* _TASK INSTRUCTIONS_:
**A)** Name every person that the thesis front matter refers to with the title "Dr".
**B)** Copy the thesis front matter from "Signature Date" up to and including "on this thesis.".
**C)** Carry on the thesis acknowledgements past their last sentence.

By signing this form, I acknowledged that I have read and understand the IIUM Intellectual Property Right and Commercialization policy.
Affirmed by Nurul Syakira binti Zainuddin
……..……..……… ………..
Signature Date
viii
ACKNOWLEDGEMENTS
First and foremost, I express my deep grateful, thanks to the Almighty Allah SWT, for his blessings throughout my study year to complete the master’s thesis complete.
I would like to express sincere thanks to my great supervisor, Dr Mohd Faez bin Sharif for the continuous support of my master study. His motivation and guidance helped me in all the time of study and writing of this thesis.
Beside my supervisor, I would like to express gratitude the rest of my study and thesis committee: my co-supervisor, Dr Suhaila binti Omar and Dr Mohd Hafiz bin Jamaluddin for their valuable comments and encouragement.
I also like to acknowledge Dr Mohd Naim as the third reader of this thesis and I am thankful to his very precious and valuable comments on this thesis.

* _EXCERPTED RECORDS_:
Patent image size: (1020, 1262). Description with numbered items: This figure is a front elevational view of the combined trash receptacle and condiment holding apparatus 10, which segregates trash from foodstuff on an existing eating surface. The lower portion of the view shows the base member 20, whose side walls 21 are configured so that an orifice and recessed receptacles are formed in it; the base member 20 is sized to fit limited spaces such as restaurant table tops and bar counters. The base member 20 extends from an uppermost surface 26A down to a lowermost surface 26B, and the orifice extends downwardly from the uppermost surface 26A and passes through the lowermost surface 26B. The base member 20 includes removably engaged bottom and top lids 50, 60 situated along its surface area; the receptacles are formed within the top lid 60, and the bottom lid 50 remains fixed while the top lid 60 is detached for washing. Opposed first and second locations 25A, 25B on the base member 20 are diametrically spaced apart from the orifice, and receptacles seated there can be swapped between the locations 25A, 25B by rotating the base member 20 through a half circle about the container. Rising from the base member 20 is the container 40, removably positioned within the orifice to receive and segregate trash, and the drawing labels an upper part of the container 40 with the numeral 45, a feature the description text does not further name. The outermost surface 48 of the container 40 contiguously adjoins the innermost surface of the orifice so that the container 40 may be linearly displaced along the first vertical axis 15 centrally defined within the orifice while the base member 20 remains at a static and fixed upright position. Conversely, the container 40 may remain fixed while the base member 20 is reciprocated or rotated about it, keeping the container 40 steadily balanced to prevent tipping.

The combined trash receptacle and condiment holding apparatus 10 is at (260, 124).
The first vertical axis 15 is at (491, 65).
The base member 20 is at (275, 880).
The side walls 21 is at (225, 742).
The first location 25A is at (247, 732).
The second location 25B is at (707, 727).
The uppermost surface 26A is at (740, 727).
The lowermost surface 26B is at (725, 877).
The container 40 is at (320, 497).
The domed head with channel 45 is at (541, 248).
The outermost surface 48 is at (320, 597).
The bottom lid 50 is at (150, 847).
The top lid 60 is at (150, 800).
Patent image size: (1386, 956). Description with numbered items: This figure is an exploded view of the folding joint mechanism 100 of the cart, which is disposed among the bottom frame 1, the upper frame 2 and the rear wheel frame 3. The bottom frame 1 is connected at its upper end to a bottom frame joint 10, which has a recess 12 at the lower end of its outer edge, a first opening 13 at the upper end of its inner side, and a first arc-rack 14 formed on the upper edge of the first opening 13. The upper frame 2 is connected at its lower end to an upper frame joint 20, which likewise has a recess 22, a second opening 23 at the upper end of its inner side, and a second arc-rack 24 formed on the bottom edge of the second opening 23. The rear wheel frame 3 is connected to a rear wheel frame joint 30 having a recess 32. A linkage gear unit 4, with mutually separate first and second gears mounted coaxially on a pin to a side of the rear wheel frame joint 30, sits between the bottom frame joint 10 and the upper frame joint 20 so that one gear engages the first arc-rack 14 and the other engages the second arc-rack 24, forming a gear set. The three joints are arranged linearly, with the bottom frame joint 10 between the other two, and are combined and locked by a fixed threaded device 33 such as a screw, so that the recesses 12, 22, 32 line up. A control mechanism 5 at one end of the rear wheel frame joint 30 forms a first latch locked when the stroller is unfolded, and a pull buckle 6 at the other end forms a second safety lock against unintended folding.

* _RESULTS FOR EACH TASK_:
**A)**
Dr Mohd Faez bin Sharif
Dr Suhaila binti Omar
Dr Mohd Hafiz bin Jamaluddin
Dr Mohd Naim

**B)**
Signature Date
viii
ACKNOWLEDGEMENTS
First and foremost, I express my deep grateful, thanks to the Almighty Allah SWT, for his blessings throughout my study year to complete the master’s thesis complete.
I would like to express sincere thanks to my great supervisor, Dr Mohd Faez bin Sharif for the continuous support of my master study. His motivation and guidance helped me in all the time of study and writing of this thesis.
Beside my supervisor, I would like to express gratitude the rest of my study and thesis committee: my co-supervisor, Dr Suhaila binti Omar and Dr Mohd Hafiz bin Jamaluddin for their valuable comments and encouragement.
I also like to acknowledge Dr Mohd Naim as the third reader of this thesis and I am thankful to his very precious and valuable comments on this thesis.

**C)**
Not forget to my fish waste groupmates, Sr Syuhada, Sr Shahira Illiyin, Sr Atisha, Sr Fatin, Br Izzat, Br Zakwan and Br Najib who were involved in this research study. Without their passionate participation, this study could not have been successfully conducted.
Next, I must express my very deep appreciation to my beloved parents, Mr Zainuddin bin Mohd Zawawi and Mrs Siti Zubaidah bt Awang Ahmad and beloved family for continuous encouragement and giving support throughout my years of study.
Finally, my thanks to all the people who have supported me to complete my work directly and indirectly.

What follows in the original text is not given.